🧬 Lecture Summary — Patterson Function & Heavy Atom Substructure

This lecture focuses on one of the most important practical tools in macromolecular crystallography:

⭐ The Patterson function — a method that allows us to extract structural information without knowing phases.

This is especially powerful for finding heavy atom positions, which is crucial for solving the phase problem using isomorphous replacement.

📌 1. What is the Patterson Function?

The Patterson function is:

🔁 A convolution of the electron density with itself

Mathematically:

• It integrates electron density at position (x,y,z) with density at (x+u, y+v, z+w).
• If both positions contain atoms → large Patterson value (peak).
• If not → small value.

🚨 Super important takeaway

✅ Patterson maps can be calculated using only diffraction intensities. ❌ No phase information is needed.

This is possible because when electron density is multiplied by itself:

• The phase terms cancel out (square out).

Thus:

Patterson = Fourier transform of intensities (|F|²) only.

🧭 2. What Does a Patterson Map Represent?

(Boxed element rows)
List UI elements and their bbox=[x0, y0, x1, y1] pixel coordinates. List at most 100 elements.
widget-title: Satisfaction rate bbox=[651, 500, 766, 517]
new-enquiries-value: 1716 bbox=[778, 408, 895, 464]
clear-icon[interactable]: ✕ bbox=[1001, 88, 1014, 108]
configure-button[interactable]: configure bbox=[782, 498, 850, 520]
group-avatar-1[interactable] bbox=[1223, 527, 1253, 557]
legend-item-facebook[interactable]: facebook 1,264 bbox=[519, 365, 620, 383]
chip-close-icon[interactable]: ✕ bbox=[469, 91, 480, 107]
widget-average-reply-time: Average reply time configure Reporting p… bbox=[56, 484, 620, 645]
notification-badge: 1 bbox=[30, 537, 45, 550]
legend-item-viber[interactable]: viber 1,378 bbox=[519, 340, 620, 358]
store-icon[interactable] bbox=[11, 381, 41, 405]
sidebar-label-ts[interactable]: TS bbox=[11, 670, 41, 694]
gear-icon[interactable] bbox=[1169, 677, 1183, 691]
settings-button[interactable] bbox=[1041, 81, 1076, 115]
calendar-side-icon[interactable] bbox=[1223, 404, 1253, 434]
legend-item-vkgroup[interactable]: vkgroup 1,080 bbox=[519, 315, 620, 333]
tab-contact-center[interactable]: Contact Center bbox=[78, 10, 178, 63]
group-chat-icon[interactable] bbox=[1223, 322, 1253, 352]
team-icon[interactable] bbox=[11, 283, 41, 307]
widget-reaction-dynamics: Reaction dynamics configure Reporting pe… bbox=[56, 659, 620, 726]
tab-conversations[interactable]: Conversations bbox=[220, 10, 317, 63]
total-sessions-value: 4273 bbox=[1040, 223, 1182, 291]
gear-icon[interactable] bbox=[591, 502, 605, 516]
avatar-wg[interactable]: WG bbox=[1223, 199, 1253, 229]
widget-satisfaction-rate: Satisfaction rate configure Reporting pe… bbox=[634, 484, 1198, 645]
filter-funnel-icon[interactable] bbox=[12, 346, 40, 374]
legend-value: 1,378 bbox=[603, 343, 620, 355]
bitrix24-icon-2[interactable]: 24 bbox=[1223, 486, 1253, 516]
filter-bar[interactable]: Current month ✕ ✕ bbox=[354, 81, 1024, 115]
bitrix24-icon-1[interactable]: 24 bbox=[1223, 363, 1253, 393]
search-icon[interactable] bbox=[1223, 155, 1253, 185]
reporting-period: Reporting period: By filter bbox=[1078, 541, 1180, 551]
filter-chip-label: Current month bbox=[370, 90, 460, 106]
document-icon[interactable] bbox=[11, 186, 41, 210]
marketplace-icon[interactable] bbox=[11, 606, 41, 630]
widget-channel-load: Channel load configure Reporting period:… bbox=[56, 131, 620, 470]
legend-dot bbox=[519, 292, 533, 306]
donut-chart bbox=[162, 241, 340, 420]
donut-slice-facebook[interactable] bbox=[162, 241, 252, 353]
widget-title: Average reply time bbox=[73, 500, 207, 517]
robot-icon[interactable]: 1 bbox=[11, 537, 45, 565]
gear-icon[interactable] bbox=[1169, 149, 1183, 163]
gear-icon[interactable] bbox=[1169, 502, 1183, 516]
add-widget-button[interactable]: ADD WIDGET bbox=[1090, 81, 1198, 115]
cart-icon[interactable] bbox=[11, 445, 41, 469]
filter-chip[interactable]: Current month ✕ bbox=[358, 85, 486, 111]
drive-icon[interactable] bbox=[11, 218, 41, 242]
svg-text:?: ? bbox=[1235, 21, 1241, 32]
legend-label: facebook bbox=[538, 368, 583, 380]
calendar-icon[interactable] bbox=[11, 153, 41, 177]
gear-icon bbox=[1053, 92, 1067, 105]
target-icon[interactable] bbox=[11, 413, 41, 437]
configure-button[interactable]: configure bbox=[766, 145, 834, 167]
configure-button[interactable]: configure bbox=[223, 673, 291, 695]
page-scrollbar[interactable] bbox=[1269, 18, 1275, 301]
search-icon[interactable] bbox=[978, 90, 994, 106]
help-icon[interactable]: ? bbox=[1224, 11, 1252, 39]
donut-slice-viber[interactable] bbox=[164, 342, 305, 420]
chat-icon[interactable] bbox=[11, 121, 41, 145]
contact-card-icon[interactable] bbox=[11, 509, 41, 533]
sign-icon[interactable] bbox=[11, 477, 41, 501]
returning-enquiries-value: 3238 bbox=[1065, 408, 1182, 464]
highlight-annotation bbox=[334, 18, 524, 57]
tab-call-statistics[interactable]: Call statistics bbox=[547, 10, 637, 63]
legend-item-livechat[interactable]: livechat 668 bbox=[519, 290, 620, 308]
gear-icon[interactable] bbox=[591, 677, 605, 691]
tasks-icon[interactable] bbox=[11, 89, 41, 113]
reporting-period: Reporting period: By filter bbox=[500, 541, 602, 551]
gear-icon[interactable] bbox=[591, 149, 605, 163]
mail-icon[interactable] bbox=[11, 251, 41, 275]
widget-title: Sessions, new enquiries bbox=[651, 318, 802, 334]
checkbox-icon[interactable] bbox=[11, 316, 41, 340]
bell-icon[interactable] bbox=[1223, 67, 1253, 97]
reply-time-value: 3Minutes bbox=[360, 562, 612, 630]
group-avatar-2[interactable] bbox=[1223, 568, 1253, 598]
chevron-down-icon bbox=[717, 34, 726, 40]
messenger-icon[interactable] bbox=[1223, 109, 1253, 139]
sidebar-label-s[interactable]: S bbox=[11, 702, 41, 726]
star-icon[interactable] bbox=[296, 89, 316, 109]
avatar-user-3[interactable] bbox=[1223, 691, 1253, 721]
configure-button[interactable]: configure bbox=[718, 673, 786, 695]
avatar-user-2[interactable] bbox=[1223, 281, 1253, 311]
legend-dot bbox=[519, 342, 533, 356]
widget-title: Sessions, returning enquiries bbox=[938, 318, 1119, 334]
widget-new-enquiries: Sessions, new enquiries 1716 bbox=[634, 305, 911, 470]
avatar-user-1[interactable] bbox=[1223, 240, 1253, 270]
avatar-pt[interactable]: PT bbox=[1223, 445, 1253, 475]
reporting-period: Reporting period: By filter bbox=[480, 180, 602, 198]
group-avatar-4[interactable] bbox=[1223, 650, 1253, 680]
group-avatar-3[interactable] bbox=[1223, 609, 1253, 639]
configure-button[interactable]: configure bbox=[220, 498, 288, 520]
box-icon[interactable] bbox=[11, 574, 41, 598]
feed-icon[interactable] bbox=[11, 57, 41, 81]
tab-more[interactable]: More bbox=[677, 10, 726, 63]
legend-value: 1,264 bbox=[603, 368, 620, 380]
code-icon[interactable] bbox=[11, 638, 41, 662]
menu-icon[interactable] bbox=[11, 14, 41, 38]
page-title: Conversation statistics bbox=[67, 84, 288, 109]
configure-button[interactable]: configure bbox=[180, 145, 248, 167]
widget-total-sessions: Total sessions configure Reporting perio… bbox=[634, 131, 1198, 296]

▶ **Task instructions**:
Answer these questions using the lecture summary on the Patterson function:
1. What does the text say the Patterson function is a convolution of?
2. What kind of information is not needed to calculate Patterson maps?
3. For finding what is the Patterson function described as especially powerful?
These rows were taken from a separate source.

▶ **Problem solution**:
1. The electron density with itself.
2. Phase information.
3. Heavy atom positions.